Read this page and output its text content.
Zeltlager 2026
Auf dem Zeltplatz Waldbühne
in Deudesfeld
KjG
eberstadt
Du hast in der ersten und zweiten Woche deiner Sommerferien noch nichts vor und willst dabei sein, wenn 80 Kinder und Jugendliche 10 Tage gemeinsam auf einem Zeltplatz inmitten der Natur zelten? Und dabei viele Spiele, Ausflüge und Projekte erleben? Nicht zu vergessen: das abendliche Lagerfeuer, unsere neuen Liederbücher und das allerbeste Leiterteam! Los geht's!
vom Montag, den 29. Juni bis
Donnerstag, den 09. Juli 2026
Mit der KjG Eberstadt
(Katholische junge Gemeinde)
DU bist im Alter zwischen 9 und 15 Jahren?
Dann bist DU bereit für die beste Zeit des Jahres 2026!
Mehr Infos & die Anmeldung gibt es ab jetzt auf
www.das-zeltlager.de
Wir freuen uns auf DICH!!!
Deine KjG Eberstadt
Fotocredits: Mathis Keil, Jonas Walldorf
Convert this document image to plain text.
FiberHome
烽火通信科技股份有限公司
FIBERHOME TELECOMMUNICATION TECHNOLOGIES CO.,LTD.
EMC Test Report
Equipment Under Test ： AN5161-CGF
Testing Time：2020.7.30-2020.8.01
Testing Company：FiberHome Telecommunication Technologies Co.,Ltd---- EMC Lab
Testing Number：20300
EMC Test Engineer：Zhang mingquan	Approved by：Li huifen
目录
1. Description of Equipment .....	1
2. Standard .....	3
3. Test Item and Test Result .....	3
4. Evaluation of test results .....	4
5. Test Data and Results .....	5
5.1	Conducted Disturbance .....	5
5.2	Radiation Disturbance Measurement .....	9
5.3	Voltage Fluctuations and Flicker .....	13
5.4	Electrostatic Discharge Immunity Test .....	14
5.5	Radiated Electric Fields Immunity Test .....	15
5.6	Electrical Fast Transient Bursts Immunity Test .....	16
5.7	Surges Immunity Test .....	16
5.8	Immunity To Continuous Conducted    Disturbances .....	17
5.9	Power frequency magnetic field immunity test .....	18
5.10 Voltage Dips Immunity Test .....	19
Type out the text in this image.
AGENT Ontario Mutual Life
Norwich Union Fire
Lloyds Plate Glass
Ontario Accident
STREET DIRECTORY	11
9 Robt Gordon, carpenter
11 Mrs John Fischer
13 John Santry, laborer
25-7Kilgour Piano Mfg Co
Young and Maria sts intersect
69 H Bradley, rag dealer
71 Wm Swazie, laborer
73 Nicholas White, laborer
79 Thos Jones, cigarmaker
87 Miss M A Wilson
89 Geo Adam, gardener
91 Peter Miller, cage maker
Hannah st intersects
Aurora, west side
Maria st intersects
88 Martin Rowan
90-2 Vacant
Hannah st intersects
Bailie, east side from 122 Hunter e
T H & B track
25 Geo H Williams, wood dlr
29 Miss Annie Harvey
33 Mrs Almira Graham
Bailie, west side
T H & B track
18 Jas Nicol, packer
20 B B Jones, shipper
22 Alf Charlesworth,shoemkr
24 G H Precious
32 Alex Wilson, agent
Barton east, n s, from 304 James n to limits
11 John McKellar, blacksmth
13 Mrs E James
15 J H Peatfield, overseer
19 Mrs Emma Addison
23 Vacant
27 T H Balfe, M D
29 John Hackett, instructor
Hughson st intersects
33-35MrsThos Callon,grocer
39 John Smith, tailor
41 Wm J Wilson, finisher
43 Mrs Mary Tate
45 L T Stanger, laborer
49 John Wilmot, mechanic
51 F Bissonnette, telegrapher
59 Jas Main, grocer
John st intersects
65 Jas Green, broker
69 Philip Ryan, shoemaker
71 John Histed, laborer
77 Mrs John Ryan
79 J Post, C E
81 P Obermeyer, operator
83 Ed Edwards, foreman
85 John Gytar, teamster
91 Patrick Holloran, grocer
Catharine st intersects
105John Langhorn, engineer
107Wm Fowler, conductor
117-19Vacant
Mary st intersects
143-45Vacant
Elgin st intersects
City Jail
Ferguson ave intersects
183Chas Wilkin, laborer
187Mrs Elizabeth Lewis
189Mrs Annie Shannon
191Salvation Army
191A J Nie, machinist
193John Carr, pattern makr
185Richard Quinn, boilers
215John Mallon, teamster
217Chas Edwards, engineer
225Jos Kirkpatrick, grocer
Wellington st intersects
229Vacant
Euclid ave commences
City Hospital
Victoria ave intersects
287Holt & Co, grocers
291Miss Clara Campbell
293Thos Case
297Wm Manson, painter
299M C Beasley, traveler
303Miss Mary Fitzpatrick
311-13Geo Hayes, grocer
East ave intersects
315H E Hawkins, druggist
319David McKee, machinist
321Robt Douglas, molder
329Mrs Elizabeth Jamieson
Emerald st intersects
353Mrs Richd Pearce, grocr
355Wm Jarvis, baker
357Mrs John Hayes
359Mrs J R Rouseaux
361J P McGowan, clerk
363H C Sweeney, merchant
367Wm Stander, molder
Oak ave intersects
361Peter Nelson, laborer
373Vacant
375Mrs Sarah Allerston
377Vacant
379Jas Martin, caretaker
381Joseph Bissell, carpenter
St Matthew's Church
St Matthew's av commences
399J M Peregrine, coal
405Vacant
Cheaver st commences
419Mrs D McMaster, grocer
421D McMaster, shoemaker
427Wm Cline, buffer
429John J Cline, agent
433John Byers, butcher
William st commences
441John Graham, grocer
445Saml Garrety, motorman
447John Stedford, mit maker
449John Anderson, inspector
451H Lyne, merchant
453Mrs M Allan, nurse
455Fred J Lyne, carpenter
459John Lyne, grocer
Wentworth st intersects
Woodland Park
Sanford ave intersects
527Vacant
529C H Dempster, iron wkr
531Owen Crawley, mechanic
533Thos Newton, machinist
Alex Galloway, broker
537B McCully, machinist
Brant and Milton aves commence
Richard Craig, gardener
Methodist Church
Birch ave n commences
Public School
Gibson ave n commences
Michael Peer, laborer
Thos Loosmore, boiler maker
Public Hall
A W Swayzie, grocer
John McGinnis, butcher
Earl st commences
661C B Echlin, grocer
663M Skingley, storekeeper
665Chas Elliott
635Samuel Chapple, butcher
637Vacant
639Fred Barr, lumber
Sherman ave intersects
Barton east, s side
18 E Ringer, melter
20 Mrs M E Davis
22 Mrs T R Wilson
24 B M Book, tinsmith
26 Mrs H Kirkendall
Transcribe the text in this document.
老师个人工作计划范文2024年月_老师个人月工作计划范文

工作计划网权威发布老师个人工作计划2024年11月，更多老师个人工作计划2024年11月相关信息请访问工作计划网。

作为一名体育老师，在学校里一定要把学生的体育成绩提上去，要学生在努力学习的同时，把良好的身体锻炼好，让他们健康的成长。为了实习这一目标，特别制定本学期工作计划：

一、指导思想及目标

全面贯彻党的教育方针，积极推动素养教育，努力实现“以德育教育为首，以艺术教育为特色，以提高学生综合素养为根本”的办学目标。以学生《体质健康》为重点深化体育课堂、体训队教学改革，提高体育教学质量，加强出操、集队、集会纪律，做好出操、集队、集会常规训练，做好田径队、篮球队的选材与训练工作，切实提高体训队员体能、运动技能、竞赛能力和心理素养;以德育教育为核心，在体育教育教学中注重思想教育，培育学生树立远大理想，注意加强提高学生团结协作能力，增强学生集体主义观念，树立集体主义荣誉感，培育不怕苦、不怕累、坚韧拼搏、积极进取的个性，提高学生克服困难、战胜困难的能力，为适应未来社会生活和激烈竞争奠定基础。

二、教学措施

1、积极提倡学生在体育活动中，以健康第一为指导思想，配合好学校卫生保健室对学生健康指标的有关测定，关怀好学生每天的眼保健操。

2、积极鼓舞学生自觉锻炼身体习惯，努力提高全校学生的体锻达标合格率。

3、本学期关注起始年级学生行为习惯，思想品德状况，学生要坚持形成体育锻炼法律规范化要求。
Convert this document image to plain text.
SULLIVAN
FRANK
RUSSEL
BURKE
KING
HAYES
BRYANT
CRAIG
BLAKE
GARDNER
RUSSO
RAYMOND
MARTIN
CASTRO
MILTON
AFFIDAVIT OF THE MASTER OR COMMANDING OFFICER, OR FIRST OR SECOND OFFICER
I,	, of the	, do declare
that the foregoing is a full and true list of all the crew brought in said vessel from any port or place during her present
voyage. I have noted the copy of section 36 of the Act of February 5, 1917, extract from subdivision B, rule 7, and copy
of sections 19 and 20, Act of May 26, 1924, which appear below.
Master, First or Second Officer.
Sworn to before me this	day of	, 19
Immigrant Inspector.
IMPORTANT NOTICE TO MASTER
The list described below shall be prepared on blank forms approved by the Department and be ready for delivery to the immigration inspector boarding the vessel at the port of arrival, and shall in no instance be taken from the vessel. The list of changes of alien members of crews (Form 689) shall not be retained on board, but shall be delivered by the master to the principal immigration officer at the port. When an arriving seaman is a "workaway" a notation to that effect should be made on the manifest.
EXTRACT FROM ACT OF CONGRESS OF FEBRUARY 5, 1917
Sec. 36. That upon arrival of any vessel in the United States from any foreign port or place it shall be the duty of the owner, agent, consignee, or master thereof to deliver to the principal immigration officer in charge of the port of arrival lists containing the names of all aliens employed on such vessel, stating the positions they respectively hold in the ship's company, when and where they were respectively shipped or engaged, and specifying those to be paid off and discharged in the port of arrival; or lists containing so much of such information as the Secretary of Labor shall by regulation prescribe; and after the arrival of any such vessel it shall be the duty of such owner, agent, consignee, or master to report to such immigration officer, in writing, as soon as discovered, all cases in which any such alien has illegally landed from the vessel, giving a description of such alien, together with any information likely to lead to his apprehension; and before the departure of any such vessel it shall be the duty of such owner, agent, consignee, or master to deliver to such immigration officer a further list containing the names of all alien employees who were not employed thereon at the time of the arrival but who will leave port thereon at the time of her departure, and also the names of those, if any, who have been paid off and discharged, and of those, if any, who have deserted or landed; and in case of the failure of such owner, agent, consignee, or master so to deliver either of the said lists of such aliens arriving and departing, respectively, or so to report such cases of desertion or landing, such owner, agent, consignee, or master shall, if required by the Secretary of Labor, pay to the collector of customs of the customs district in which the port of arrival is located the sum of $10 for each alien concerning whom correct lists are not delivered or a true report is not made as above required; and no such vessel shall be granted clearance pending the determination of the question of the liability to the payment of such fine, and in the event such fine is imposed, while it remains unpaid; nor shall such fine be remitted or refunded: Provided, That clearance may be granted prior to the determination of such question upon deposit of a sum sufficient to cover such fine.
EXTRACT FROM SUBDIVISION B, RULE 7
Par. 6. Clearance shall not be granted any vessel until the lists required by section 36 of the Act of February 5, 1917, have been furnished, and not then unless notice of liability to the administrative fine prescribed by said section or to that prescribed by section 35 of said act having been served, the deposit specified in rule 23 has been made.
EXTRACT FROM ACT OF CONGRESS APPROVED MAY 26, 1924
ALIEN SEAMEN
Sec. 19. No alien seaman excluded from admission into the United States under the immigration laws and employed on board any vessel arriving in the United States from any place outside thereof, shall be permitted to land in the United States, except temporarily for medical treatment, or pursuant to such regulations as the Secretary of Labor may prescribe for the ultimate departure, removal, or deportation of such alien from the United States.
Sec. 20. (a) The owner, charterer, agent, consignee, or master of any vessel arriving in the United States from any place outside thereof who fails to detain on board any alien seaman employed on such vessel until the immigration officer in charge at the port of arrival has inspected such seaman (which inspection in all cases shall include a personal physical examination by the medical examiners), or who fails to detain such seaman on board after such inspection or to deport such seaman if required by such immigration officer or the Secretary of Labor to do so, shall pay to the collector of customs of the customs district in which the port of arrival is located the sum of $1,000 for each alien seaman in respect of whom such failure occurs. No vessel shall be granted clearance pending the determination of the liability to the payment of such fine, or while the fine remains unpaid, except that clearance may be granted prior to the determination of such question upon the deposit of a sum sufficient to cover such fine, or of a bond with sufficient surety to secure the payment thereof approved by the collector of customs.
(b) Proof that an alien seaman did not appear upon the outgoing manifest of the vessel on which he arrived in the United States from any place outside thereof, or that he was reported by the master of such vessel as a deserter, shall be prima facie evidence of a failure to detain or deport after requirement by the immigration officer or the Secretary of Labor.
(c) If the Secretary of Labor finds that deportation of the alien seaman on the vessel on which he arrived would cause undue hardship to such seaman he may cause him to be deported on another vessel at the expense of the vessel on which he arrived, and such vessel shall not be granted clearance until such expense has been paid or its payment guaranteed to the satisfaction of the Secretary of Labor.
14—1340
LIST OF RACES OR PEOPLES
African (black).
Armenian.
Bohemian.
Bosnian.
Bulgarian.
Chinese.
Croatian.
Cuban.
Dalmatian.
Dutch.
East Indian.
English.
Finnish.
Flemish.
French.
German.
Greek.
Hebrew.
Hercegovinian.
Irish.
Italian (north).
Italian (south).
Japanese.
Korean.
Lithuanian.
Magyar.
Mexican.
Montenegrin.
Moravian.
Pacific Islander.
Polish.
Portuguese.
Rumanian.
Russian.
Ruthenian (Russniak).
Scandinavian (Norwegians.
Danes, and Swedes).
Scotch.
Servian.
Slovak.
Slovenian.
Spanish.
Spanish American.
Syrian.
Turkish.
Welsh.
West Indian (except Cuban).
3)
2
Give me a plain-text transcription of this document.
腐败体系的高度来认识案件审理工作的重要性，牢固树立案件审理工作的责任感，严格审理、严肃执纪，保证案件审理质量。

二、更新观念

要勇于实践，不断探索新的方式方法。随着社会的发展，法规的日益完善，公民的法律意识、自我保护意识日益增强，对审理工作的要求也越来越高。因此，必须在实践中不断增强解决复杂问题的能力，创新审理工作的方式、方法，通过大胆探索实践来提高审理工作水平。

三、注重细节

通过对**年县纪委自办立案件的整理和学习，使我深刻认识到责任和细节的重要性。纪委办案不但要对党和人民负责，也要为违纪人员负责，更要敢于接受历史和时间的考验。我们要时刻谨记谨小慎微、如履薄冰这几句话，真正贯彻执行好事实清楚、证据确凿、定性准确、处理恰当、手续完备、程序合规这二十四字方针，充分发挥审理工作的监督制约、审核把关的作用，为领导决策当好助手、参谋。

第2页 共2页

====

GIVEN EXERCISE -
Return a copy of every line that includes the word "Bailie".

EXERCISE ANSWER -
Bailie, east side from 122 Hunter e
Bailie, west side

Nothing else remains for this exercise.